TASK REQUIREMENTS
Write out all of the entries that follow, word for word, but skip the pictures.

MATERIAL SUPPLIED
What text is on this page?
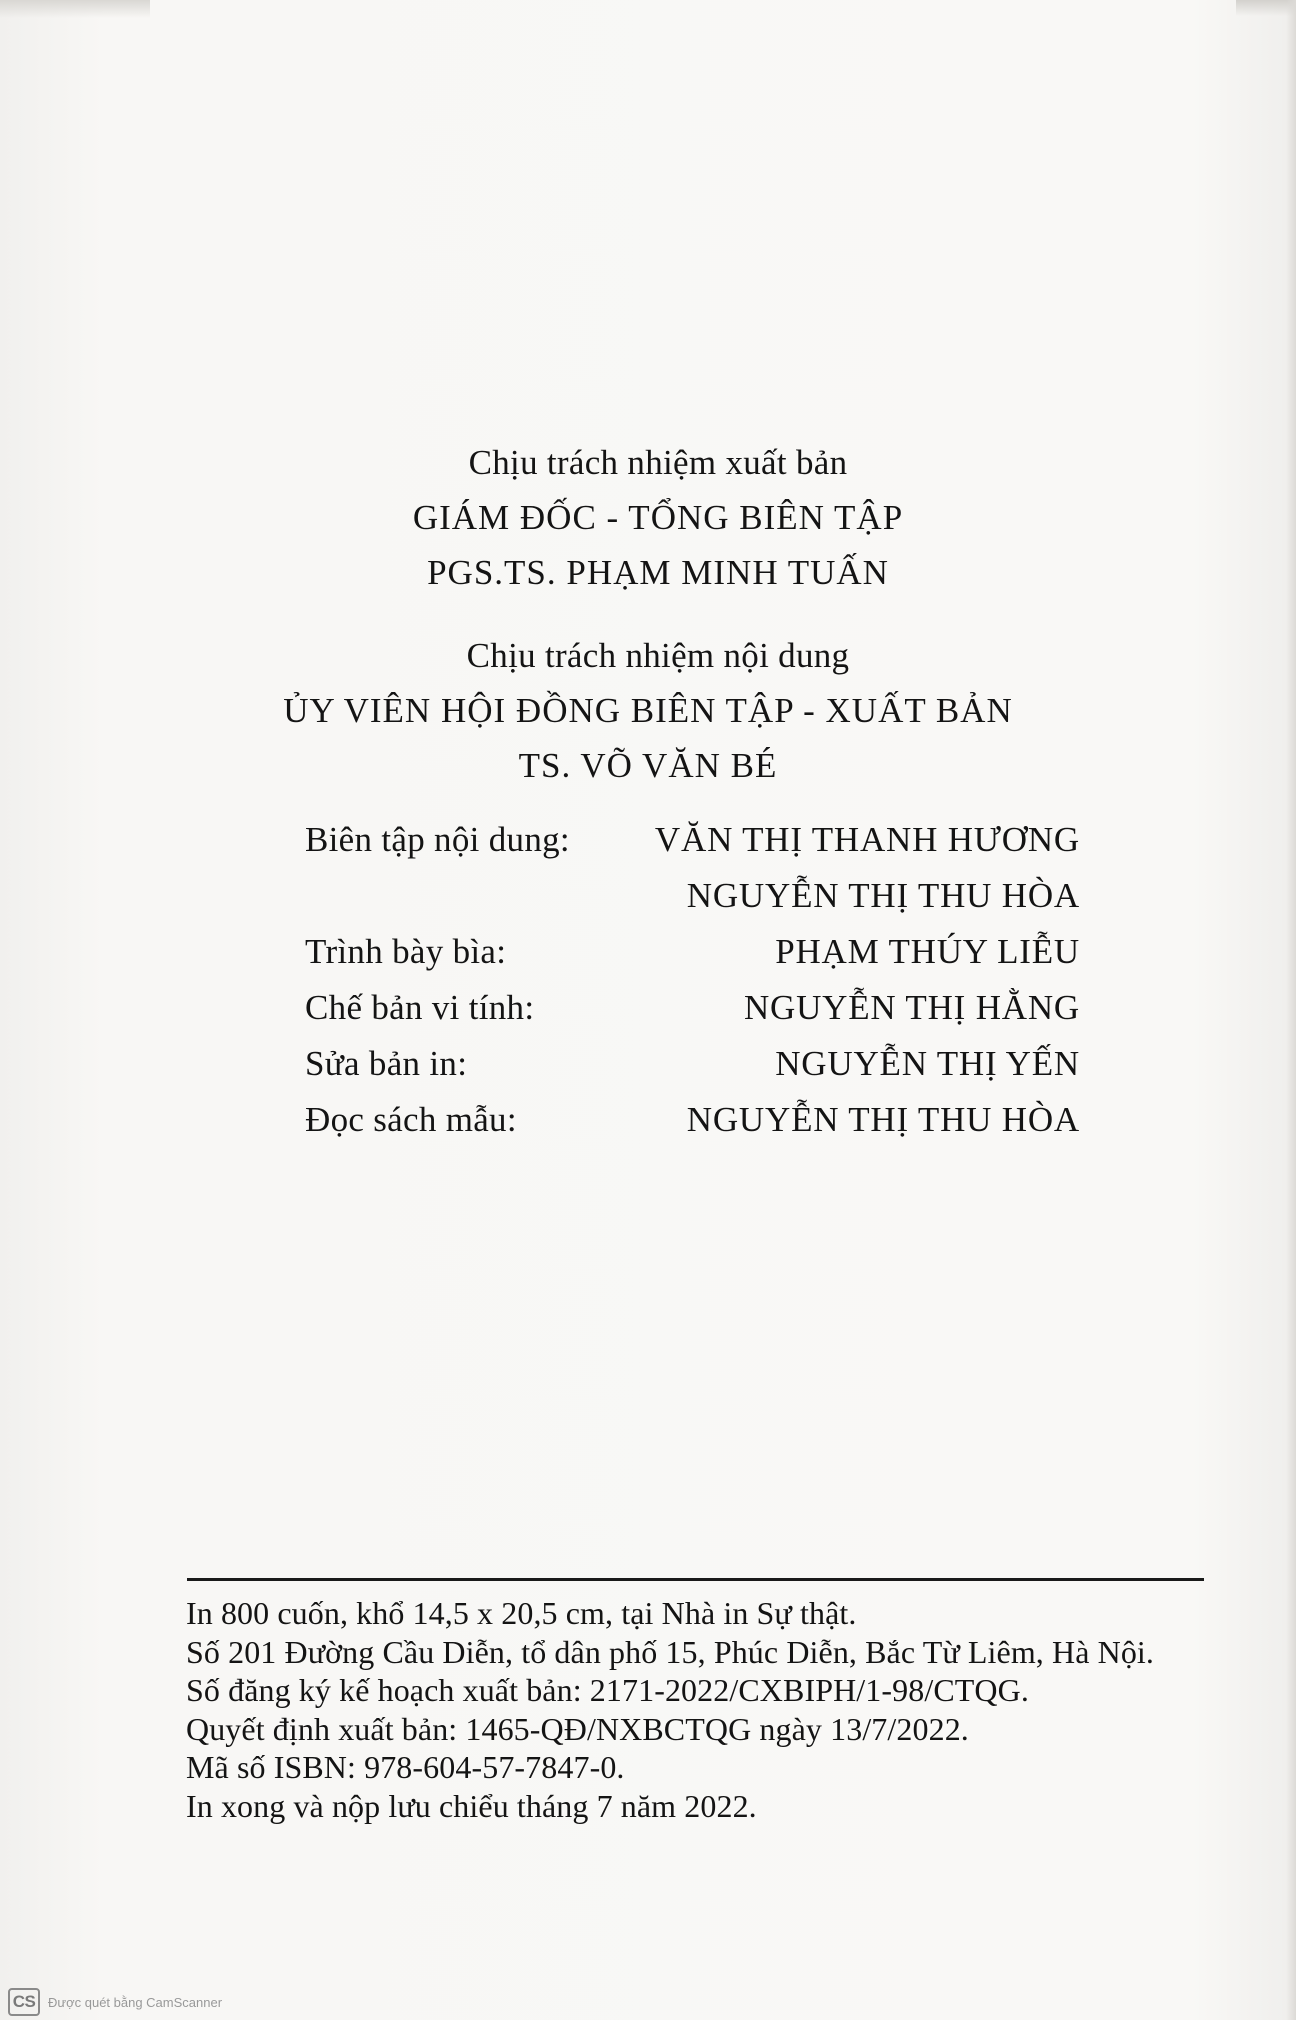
Chịu trách nhiệm xuất bản
GIÁM ĐỐC - TỔNG BIÊN TẬP
PGS.TS. PHẠM MINH TUẤN
Chịu trách nhiệm nội dung
ỦY VIÊN HỘI ĐỒNG BIÊN TẬP - XUẤT BẢN
TS. VÕ VĂN BÉ
Biên tập nội dung: VĂN THỊ THANH HƯƠNG
NGUYỄN THỊ THU HÒA
Trình bày bìa:	PHẠM THÚY LIỄU
Chế bản vi tính:	NGUYỄN THỊ HẰNG
Sửa bản in:	NGUYỄN THỊ YẾN
Đọc sách mẫu:	NGUYỄN THỊ THU HÒA
In 800 cuốn, khổ 14,5 x 20,5 cm, tại Nhà in Sự thật.
Số 201 Đường Cầu Diễn, tổ dân phố 15, Phúc Diễn, Bắc Từ Liêm, Hà Nội.
Số đăng ký kế hoạch xuất bản: 2171-2022/CXBIPH/1-98/CTQG.
Quyết định xuất bản: 1465-QĐ/NXBCTQG ngày 13/7/2022.
Mã số ISBN: 978-604-57-7847-0.
In xong và nộp lưu chiểu tháng 7 năm 2022.
CS Được quét bằng CamScanner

CORRECT RESPONSE
What text is on this page?
Chịu trách nhiệm xuất bản
GIÁM ĐỐC - TỔNG BIÊN TẬP
PGS.TS. PHẠM MINH TUẤN
Chịu trách nhiệm nội dung
ỦY VIÊN HỘI ĐỒNG BIÊN TẬP - XUẤT BẢN
TS. VÕ VĂN BÉ
Biên tập nội dung: VĂN THỊ THANH HƯƠNG
NGUYỄN THỊ THU HÒA
Trình bày bìa:	PHẠM THÚY LIỄU
Chế bản vi tính:	NGUYỄN THỊ HẰNG
Sửa bản in:	NGUYỄN THỊ YẾN
Đọc sách mẫu:	NGUYỄN THỊ THU HÒA
In 800 cuốn, khổ 14,5 x 20,5 cm, tại Nhà in Sự thật.
Số 201 Đường Cầu Diễn, tổ dân phố 15, Phúc Diễn, Bắc Từ Liêm, Hà Nội.
Số đăng ký kế hoạch xuất bản: 2171-2022/CXBIPH/1-98/CTQG.
Quyết định xuất bản: 1465-QĐ/NXBCTQG ngày 13/7/2022.
Mã số ISBN: 978-604-57-7847-0.
In xong và nộp lưu chiểu tháng 7 năm 2022.
CS Được quét bằng CamScanner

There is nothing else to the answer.